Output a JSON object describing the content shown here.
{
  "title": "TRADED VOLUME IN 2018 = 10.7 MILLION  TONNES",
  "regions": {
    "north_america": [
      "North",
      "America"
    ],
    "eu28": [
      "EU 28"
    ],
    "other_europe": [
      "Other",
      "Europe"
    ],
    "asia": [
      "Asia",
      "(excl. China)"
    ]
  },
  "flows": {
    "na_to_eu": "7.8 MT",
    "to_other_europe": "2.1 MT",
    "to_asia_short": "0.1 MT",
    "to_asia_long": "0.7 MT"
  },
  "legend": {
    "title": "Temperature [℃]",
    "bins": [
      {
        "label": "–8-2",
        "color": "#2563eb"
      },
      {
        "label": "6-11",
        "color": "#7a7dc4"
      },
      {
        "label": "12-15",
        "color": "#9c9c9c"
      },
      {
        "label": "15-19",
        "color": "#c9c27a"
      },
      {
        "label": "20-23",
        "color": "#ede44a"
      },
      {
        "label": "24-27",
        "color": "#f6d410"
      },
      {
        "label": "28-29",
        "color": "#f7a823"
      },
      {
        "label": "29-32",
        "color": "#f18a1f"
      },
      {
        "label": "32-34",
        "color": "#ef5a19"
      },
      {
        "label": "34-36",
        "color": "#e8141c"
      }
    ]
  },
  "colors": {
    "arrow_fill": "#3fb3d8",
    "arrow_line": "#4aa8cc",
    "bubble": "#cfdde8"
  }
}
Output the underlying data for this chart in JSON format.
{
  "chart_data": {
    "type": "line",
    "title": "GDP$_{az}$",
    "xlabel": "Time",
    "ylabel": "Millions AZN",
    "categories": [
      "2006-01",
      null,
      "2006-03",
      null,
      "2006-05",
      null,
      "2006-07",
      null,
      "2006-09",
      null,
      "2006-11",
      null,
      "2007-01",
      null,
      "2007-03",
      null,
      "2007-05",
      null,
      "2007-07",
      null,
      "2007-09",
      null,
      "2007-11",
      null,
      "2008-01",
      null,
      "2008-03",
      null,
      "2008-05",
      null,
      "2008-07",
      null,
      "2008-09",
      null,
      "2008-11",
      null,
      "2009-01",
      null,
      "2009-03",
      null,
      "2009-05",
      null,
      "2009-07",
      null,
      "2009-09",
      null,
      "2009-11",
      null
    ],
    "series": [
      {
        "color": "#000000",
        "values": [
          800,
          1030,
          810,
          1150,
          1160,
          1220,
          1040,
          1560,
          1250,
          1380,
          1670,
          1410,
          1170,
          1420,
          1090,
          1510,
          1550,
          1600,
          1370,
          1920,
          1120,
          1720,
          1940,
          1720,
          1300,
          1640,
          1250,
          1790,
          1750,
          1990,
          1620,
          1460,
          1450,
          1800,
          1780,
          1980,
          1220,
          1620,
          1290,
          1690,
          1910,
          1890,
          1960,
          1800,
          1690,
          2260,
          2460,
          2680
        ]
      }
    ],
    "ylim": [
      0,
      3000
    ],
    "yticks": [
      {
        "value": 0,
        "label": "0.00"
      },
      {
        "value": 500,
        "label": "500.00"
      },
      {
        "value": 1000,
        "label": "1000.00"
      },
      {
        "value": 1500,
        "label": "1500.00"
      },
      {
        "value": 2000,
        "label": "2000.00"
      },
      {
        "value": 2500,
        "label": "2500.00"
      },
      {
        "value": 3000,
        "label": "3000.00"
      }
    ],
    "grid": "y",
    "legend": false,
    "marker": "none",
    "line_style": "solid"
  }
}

What to work on: Could you quote the material above in full, exactly as it stands?

Exercise output:
Output a JSON object describing the content shown here.
{
  "title": "TRADED VOLUME IN 2018 = 10.7 MILLION  TONNES",
  "regions": {
    "north_america": [
      "North",
      "America"
    ],
    "eu28": [
      "EU 28"
    ],
    "other_europe": [
      "Other",
      "Europe"
    ],
    "asia": [
      "Asia",
      "(excl. China)"
    ]
  },
  "flows": {
    "na_to_eu": "7.8 MT",
    "to_other_europe": "2.1 MT",
    "to_asia_short": "0.1 MT",
    "to_asia_long": "0.7 MT"
  },
  "legend": {
    "title": "Temperature [℃]",
    "bins": [
      {
        "label": "–8-2",
        "color": "#2563eb"
      },
      {
        "label": "6-11",
        "color": "#7a7dc4"
      },
      {
        "label": "12-15",
        "color": "#9c9c9c"
      },
      {
        "label": "15-19",
        "color": "#c9c27a"
      },
      {
        "label": "20-23",
        "color": "#ede44a"
      },
      {
        "label": "24-27",
        "color": "#f6d410"
      },
      {
        "label": "28-29",
        "color": "#f7a823"
      },
      {
        "label": "29-32",
        "color": "#f18a1f"
      },
      {
        "label": "32-34",
        "color": "#ef5a19"
      },
      {
        "label": "34-36",
        "color": "#e8141c"
      }
    ]
  },
  "colors": {
    "arrow_fill": "#3fb3d8",
    "arrow_line": "#4aa8cc",
    "bubble": "#cfdde8"
  }
}
Output the underlying data for this chart in JSON format.
{
  "chart_data": {
    "type": "line",
    "title": "GDP$_{az}$",
    "xlabel": "Time",
    "ylabel": "Millions AZN",
    "categories": [
      "2006-01",
      null,
      "2006-03",
      null,
      "2006-05",
      null,
      "2006-07",
      null,
      "2006-09",
      null,
      "2006-11",
      null,
      "2007-01",
      null,
      "2007-03",
      null,
      "2007-05",
      null,
      "2007-07",
      null,
      "2007-09",
      null,
      "2007-11",
      null,
      "2008-01",
      null,
      "2008-03",
      null,
      "2008-05",
      null,
      "2008-07",
      null,
      "2008-09",
      null,
      "2008-11",
      null,
      "2009-01",
      null,
      "2009-03",
      null,
      "2009-05",
      null,
      "2009-07",
      null,
      "2009-09",
      null,
      "2009-11",
      null
    ],
    "series": [
      {
        "color": "#000000",
        "values": [
          800,
          1030,
          810,
          1150,
          1160,
          1220,
          1040,
          1560,
          1250,
          1380,
          1670,
          1410,
          1170,
          1420,
          1090,
          1510,
          1550,
          1600,
          1370,
          1920,
          1120,
          1720,
          1940,
          1720,
          1300,
          1640,
          1250,
          1790,
          1750,
          1990,
          1620,
          1460,
          1450,
          1800,
          1780,
          1980,
          1220,
          1620,
          1290,
          1690,
          1910,
          1890,
          1960,
          1800,
          1690,
          2260,
          2460,
          2680
        ]
      }
    ],
    "ylim": [
      0,
      3000
    ],
    "yticks": [
      {
        "value": 0,
        "label": "0.00"
      },
      {
        "value": 500,
        "label": "500.00"
      },
      {
        "value": 1000,
        "label": "1000.00"
      },
      {
        "value": 1500,
        "label": "1500.00"
      },
      {
        "value": 2000,
        "label": "2000.00"
      },
      {
        "value": 2500,
        "label": "2500.00"
      },
      {
        "value": 3000,
        "label": "3000.00"
      }
    ],
    "grid": "y",
    "legend": false,
    "marker": "none",
    "line_style": "solid"
  }
}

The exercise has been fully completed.